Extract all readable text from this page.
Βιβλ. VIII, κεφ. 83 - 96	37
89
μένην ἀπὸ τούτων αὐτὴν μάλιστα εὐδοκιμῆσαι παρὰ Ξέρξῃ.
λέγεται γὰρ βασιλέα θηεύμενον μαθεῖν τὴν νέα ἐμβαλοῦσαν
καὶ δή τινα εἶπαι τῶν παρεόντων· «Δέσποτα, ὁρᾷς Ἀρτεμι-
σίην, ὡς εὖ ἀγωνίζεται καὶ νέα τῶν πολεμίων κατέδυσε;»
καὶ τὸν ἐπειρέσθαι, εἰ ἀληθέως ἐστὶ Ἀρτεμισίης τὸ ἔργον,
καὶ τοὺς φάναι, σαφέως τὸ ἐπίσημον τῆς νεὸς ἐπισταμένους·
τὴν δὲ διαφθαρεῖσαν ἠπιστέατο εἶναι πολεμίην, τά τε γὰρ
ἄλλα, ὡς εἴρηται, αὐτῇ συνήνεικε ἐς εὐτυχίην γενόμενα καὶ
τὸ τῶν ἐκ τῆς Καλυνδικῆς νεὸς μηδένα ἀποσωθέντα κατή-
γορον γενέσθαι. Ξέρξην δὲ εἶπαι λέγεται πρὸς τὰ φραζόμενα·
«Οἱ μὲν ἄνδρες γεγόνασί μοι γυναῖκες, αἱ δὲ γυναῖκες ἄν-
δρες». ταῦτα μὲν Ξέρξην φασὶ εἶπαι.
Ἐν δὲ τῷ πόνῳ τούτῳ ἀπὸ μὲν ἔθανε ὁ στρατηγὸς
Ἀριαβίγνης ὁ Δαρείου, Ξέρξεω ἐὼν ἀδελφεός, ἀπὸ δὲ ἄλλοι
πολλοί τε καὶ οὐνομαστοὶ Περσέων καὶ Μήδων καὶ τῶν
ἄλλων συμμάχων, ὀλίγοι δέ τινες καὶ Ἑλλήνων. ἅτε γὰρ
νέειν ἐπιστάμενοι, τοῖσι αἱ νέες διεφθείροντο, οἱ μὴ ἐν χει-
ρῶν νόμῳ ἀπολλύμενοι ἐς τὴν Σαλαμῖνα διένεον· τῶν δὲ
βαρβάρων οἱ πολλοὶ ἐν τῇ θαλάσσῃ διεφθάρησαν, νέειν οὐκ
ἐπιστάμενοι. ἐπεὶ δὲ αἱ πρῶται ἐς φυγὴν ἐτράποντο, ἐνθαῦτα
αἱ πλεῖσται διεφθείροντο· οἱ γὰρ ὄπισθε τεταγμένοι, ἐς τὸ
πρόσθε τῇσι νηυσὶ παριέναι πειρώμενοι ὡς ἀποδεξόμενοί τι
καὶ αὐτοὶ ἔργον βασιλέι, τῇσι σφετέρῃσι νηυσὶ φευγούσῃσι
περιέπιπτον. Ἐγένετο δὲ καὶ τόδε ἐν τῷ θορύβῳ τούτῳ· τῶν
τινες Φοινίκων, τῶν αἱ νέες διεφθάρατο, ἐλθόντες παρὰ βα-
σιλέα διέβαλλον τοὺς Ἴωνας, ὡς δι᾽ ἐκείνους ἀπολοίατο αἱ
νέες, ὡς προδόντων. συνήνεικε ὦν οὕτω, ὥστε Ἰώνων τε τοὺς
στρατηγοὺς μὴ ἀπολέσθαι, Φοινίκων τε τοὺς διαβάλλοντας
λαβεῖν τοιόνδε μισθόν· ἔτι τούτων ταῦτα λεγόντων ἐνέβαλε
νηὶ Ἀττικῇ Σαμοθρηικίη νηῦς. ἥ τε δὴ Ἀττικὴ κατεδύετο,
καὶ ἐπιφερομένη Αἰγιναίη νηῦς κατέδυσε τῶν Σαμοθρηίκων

**Directions for this task**
Take the lines above and print them exactly.

**The response**
Extract all readable text from this page.
Βιβλ. VIII, κεφ. 83 - 96	37
89
μένην ἀπὸ τούτων αὐτὴν μάλιστα εὐδοκιμῆσαι παρὰ Ξέρξῃ.
λέγεται γὰρ βασιλέα θηεύμενον μαθεῖν τὴν νέα ἐμβαλοῦσαν
καὶ δή τινα εἶπαι τῶν παρεόντων· «Δέσποτα, ὁρᾷς Ἀρτεμι-
σίην, ὡς εὖ ἀγωνίζεται καὶ νέα τῶν πολεμίων κατέδυσε;»
καὶ τὸν ἐπειρέσθαι, εἰ ἀληθέως ἐστὶ Ἀρτεμισίης τὸ ἔργον,
καὶ τοὺς φάναι, σαφέως τὸ ἐπίσημον τῆς νεὸς ἐπισταμένους·
τὴν δὲ διαφθαρεῖσαν ἠπιστέατο εἶναι πολεμίην, τά τε γὰρ
ἄλλα, ὡς εἴρηται, αὐτῇ συνήνεικε ἐς εὐτυχίην γενόμενα καὶ
τὸ τῶν ἐκ τῆς Καλυνδικῆς νεὸς μηδένα ἀποσωθέντα κατή-
γορον γενέσθαι. Ξέρξην δὲ εἶπαι λέγεται πρὸς τὰ φραζόμενα·
«Οἱ μὲν ἄνδρες γεγόνασί μοι γυναῖκες, αἱ δὲ γυναῖκες ἄν-
δρες». ταῦτα μὲν Ξέρξην φασὶ εἶπαι.
Ἐν δὲ τῷ πόνῳ τούτῳ ἀπὸ μὲν ἔθανε ὁ στρατηγὸς
Ἀριαβίγνης ὁ Δαρείου, Ξέρξεω ἐὼν ἀδελφεός, ἀπὸ δὲ ἄλλοι
πολλοί τε καὶ οὐνομαστοὶ Περσέων καὶ Μήδων καὶ τῶν
ἄλλων συμμάχων, ὀλίγοι δέ τινες καὶ Ἑλλήνων. ἅτε γὰρ
νέειν ἐπιστάμενοι, τοῖσι αἱ νέες διεφθείροντο, οἱ μὴ ἐν χει-
ρῶν νόμῳ ἀπολλύμενοι ἐς τὴν Σαλαμῖνα διένεον· τῶν δὲ
βαρβάρων οἱ πολλοὶ ἐν τῇ θαλάσσῃ διεφθάρησαν, νέειν οὐκ
ἐπιστάμενοι. ἐπεὶ δὲ αἱ πρῶται ἐς φυγὴν ἐτράποντο, ἐνθαῦτα
αἱ πλεῖσται διεφθείροντο· οἱ γὰρ ὄπισθε τεταγμένοι, ἐς τὸ
πρόσθε τῇσι νηυσὶ παριέναι πειρώμενοι ὡς ἀποδεξόμενοί τι
καὶ αὐτοὶ ἔργον βασιλέι, τῇσι σφετέρῃσι νηυσὶ φευγούσῃσι
περιέπιπτον. Ἐγένετο δὲ καὶ τόδε ἐν τῷ θορύβῳ τούτῳ· τῶν
τινες Φοινίκων, τῶν αἱ νέες διεφθάρατο, ἐλθόντες παρὰ βα-
σιλέα διέβαλλον τοὺς Ἴωνας, ὡς δι᾽ ἐκείνους ἀπολοίατο αἱ
νέες, ὡς προδόντων. συνήνεικε ὦν οὕτω, ὥστε Ἰώνων τε τοὺς
στρατηγοὺς μὴ ἀπολέσθαι, Φοινίκων τε τοὺς διαβάλλοντας
λαβεῖν τοιόνδε μισθόν· ἔτι τούτων ταῦτα λεγόντων ἐνέβαλε
νηὶ Ἀττικῇ Σαμοθρηικίη νηῦς. ἥ τε δὴ Ἀττικὴ κατεδύετο,
καὶ ἐπιφερομένη Αἰγιναίη νηῦς κατέδυσε τῶν Σαμοθρηίκων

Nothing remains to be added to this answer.